Take each line containing the word "akapitu" and copy it.

_ _ _ _ _

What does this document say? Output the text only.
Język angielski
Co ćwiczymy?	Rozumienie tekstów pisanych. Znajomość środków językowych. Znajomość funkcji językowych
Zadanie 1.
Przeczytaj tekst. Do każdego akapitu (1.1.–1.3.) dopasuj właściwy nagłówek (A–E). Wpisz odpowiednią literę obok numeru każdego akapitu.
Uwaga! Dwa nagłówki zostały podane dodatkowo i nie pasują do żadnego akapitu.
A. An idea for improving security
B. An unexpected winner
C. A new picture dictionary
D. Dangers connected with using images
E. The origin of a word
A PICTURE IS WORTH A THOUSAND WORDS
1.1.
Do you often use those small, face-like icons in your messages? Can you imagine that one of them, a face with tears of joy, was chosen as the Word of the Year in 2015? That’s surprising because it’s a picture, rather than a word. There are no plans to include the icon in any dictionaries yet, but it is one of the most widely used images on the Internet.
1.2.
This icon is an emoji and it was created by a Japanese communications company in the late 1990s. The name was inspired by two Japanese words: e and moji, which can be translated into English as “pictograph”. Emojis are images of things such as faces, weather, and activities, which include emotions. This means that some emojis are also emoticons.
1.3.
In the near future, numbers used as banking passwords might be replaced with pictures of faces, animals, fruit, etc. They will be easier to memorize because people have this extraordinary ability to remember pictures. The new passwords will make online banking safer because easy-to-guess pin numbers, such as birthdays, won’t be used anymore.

_ _ _ _ _

#### [Result for this exercise]
Przeczytaj tekst. Do każdego akapitu (1.1.–1.3.) dopasuj właściwy nagłówek (A–E). Wpisz odpowiednią literę obok numeru każdego akapitu.
Uwaga! Dwa nagłówki zostały podane dodatkowo i nie pasują do żadnego akapitu.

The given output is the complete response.